- [Exercise instructions]:
Gather every line in the records below that contains the word "ylabel".

==== Task data

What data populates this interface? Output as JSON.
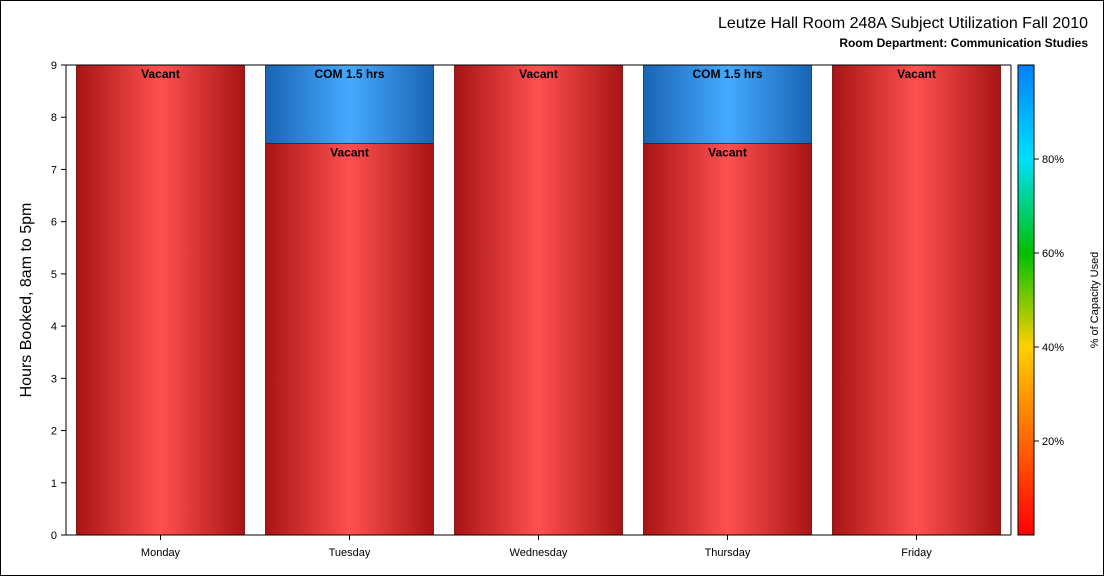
{
  "chart_data": {
    "type": "bar",
    "stacked": true,
    "title": "Leutze Hall Room 248A Subject Utilization Fall 2010",
    "subtitle": "Room Department:  Communication Studies",
    "xlabel": "",
    "ylabel": "Hours Booked, 8am to 5pm",
    "ylim": [
      0,
      9
    ],
    "yticks": [
      "0",
      "1",
      "2",
      "3",
      "4",
      "5",
      "6",
      "7",
      "8",
      "9"
    ],
    "categories": [
      "Monday",
      "Tuesday",
      "Wednesday",
      "Thursday",
      "Friday"
    ],
    "bars": [
      {
        "category": "Monday",
        "segments": [
          {
            "label": "Vacant",
            "value": 9,
            "kind": "vacant"
          }
        ]
      },
      {
        "category": "Tuesday",
        "segments": [
          {
            "label": "Vacant",
            "value": 7.5,
            "kind": "vacant"
          },
          {
            "label": "COM 1.5 hrs",
            "value": 1.5,
            "kind": "used"
          }
        ]
      },
      {
        "category": "Wednesday",
        "segments": [
          {
            "label": "Vacant",
            "value": 9,
            "kind": "vacant"
          }
        ]
      },
      {
        "category": "Thursday",
        "segments": [
          {
            "label": "Vacant",
            "value": 7.5,
            "kind": "vacant"
          },
          {
            "label": "COM 1.5 hrs",
            "value": 1.5,
            "kind": "used"
          }
        ]
      },
      {
        "category": "Friday",
        "segments": [
          {
            "label": "Vacant",
            "value": 9,
            "kind": "vacant"
          }
        ]
      }
    ],
    "colorbar": {
      "label": "% of Capacity Used",
      "range": [
        0,
        100
      ],
      "ticks": [
        "20%",
        "40%",
        "60%",
        "80%"
      ],
      "tick_values": [
        20,
        40,
        60,
        80
      ],
      "colors": [
        "#ff0000",
        "#ff6600",
        "#ffd000",
        "#00c000",
        "#00e0ff",
        "#0080ff"
      ]
    },
    "colors": {
      "vacant_edge": "#a81414",
      "vacant_center": "#ff5050",
      "used_edge": "#1a64b4",
      "used_center": "#44aaff"
    },
    "grid": false
  }
}
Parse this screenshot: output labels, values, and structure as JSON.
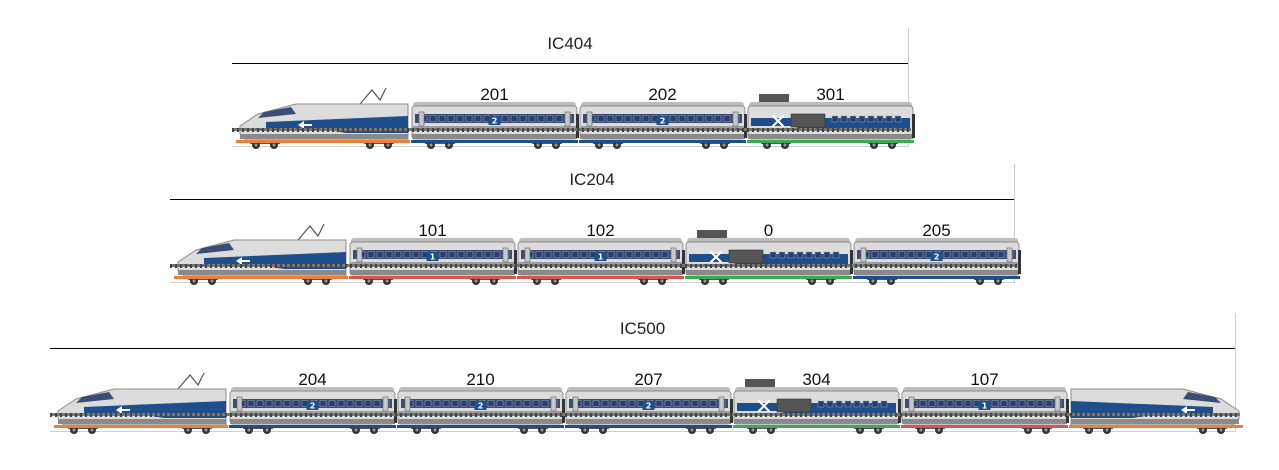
{
  "trains": [
    {
      "title": "IC404",
      "cars": [
        {
          "kind": "loco",
          "label": "",
          "class": "",
          "color": "#ef7d3c"
        },
        {
          "kind": "coach",
          "label": "201",
          "class": "2",
          "color": "#1f4e8c"
        },
        {
          "kind": "coach",
          "label": "202",
          "class": "2",
          "color": "#1f4e8c"
        },
        {
          "kind": "dining",
          "label": "301",
          "class": "",
          "color": "#3daa52"
        }
      ]
    },
    {
      "title": "IC204",
      "cars": [
        {
          "kind": "loco",
          "label": "",
          "class": "",
          "color": "#ef7d3c"
        },
        {
          "kind": "coach",
          "label": "101",
          "class": "1",
          "color": "#d9534f"
        },
        {
          "kind": "coach",
          "label": "102",
          "class": "1",
          "color": "#d9534f"
        },
        {
          "kind": "dining",
          "label": "0",
          "class": "",
          "color": "#3daa52"
        },
        {
          "kind": "coach",
          "label": "205",
          "class": "2",
          "color": "#1f4e8c"
        }
      ]
    },
    {
      "title": "IC500",
      "cars": [
        {
          "kind": "loco",
          "label": "",
          "class": "",
          "color": "#ef7d3c"
        },
        {
          "kind": "coach",
          "label": "204",
          "class": "2",
          "color": "#1f4e8c"
        },
        {
          "kind": "coach",
          "label": "210",
          "class": "2",
          "color": "#1f4e8c"
        },
        {
          "kind": "coach",
          "label": "207",
          "class": "2",
          "color": "#1f4e8c"
        },
        {
          "kind": "dining",
          "label": "304",
          "class": "",
          "color": "#3daa52"
        },
        {
          "kind": "coach",
          "label": "107",
          "class": "1",
          "color": "#d9534f"
        },
        {
          "kind": "loco-rear",
          "label": "",
          "class": "",
          "color": "#ef7d3c"
        }
      ]
    }
  ]
}
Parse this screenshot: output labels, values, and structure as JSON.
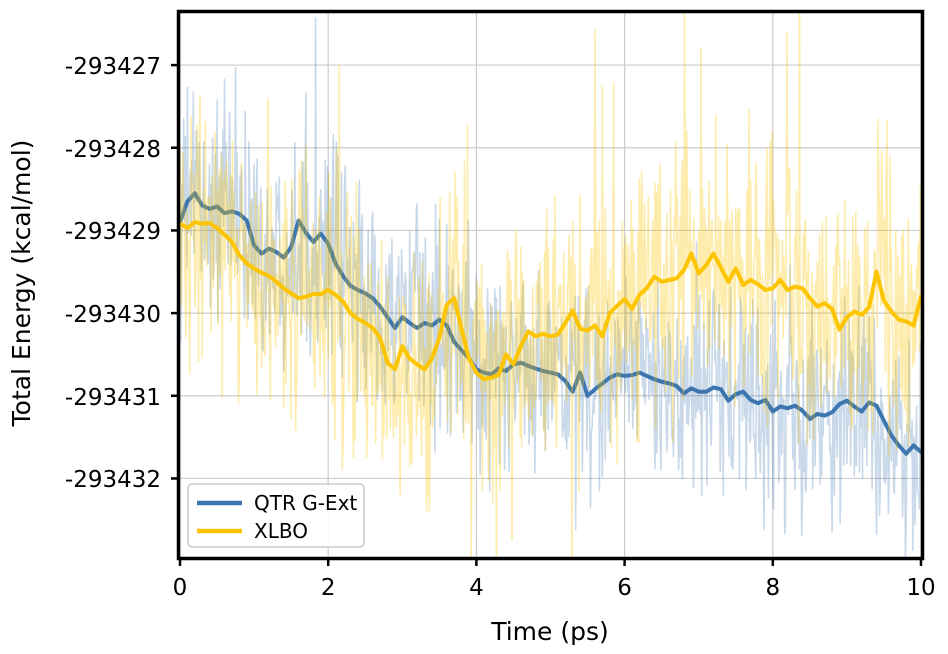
{
  "chart_data": {
    "type": "line",
    "title": "",
    "xlabel": "Time (ps)",
    "ylabel": "Total Energy (kcal/mol)",
    "xlim": [
      0,
      10
    ],
    "ylim": [
      -293432.95,
      -293426.37
    ],
    "xticks": [
      0,
      2,
      4,
      6,
      8,
      10
    ],
    "yticks": [
      -293427,
      -293428,
      -293429,
      -293430,
      -293431,
      -293432
    ],
    "xtick_labels": [
      "0",
      "2",
      "4",
      "6",
      "8",
      "10"
    ],
    "ytick_labels": [
      "-293427",
      "-293428",
      "-293429",
      "-293430",
      "-293431",
      "-293432"
    ],
    "grid": true,
    "grid_color": "#cccccc",
    "border_color": "#000000",
    "legend": {
      "position": "lower left",
      "entries": [
        {
          "label": "QTR G-Ext",
          "color": "#3d76af"
        },
        {
          "label": "XLBO",
          "color": "#fdc400"
        }
      ]
    },
    "x_start": 0,
    "x_step": 0.1,
    "series": [
      {
        "name": "QTR G-Ext",
        "color": "#3d76af",
        "line_width": 4,
        "values": [
          -293428.9,
          -293428.65,
          -293428.55,
          -293428.7,
          -293428.74,
          -293428.71,
          -293428.79,
          -293428.77,
          -293428.8,
          -293428.88,
          -293429.18,
          -293429.28,
          -293429.22,
          -293429.26,
          -293429.33,
          -293429.2,
          -293428.88,
          -293429.03,
          -293429.14,
          -293429.04,
          -293429.16,
          -293429.4,
          -293429.55,
          -293429.67,
          -293429.72,
          -293429.76,
          -293429.82,
          -293429.92,
          -293430.05,
          -293430.18,
          -293430.05,
          -293430.12,
          -293430.18,
          -293430.12,
          -293430.15,
          -293430.08,
          -293430.15,
          -293430.35,
          -293430.45,
          -293430.55,
          -293430.68,
          -293430.72,
          -293430.74,
          -293430.67,
          -293430.7,
          -293430.62,
          -293430.6,
          -293430.64,
          -293430.67,
          -293430.7,
          -293430.72,
          -293430.74,
          -293430.82,
          -293430.95,
          -293430.72,
          -293431.0,
          -293430.92,
          -293430.85,
          -293430.78,
          -293430.74,
          -293430.76,
          -293430.75,
          -293430.72,
          -293430.76,
          -293430.8,
          -293430.83,
          -293430.85,
          -293430.88,
          -293430.97,
          -293430.91,
          -293430.95,
          -293430.95,
          -293430.9,
          -293430.92,
          -293431.06,
          -293430.98,
          -293430.95,
          -293431.05,
          -293431.09,
          -293431.05,
          -293431.19,
          -293431.13,
          -293431.15,
          -293431.12,
          -293431.18,
          -293431.28,
          -293431.22,
          -293431.24,
          -293431.2,
          -293431.1,
          -293431.06,
          -293431.13,
          -293431.19,
          -293431.08,
          -293431.12,
          -293431.3,
          -293431.48,
          -293431.6,
          -293431.7,
          -293431.6,
          -293431.68
        ],
        "raw": {
          "color": "rgba(61,118,175,0.28)",
          "std": 0.78,
          "spike_prob": 0.05,
          "spike_mul": 2.3,
          "seed": 1234,
          "line_width": 1.6
        }
      },
      {
        "name": "XLBO",
        "color": "#fdc400",
        "line_width": 4,
        "values": [
          -293428.92,
          -293428.97,
          -293428.9,
          -293428.92,
          -293428.91,
          -293428.97,
          -293429.05,
          -293429.14,
          -293429.3,
          -293429.4,
          -293429.46,
          -293429.51,
          -293429.55,
          -293429.62,
          -293429.7,
          -293429.76,
          -293429.82,
          -293429.8,
          -293429.77,
          -293429.77,
          -293429.72,
          -293429.78,
          -293429.86,
          -293430.0,
          -293430.07,
          -293430.12,
          -293430.18,
          -293430.3,
          -293430.6,
          -293430.68,
          -293430.4,
          -293430.55,
          -293430.62,
          -293430.68,
          -293430.55,
          -293430.3,
          -293429.9,
          -293429.82,
          -293430.2,
          -293430.55,
          -293430.72,
          -293430.8,
          -293430.78,
          -293430.75,
          -293430.5,
          -293430.62,
          -293430.4,
          -293430.22,
          -293430.28,
          -293430.25,
          -293430.28,
          -293430.26,
          -293430.12,
          -293429.97,
          -293430.19,
          -293430.21,
          -293430.15,
          -293430.28,
          -293430.0,
          -293429.91,
          -293429.83,
          -293429.95,
          -293429.78,
          -293429.7,
          -293429.56,
          -293429.62,
          -293429.6,
          -293429.58,
          -293429.48,
          -293429.28,
          -293429.52,
          -293429.42,
          -293429.28,
          -293429.45,
          -293429.62,
          -293429.46,
          -293429.66,
          -293429.6,
          -293429.65,
          -293429.72,
          -293429.7,
          -293429.6,
          -293429.72,
          -293429.68,
          -293429.7,
          -293429.82,
          -293429.92,
          -293429.88,
          -293429.95,
          -293430.2,
          -293430.05,
          -293429.98,
          -293430.02,
          -293429.93,
          -293429.5,
          -293429.85,
          -293429.98,
          -293430.08,
          -293430.1,
          -293430.15,
          -293429.8
        ],
        "raw": {
          "color": "rgba(253,196,0,0.32)",
          "std": 1.0,
          "spike_prob": 0.055,
          "spike_mul": 2.4,
          "seed": 9876,
          "line_width": 1.6
        }
      }
    ],
    "raw_dt": 0.01
  }
}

========

- [Response]:
    "ylabel": "Hours Booked, 8am to 5pm",
    "ylabel": "Total Energy (kcal/mol)",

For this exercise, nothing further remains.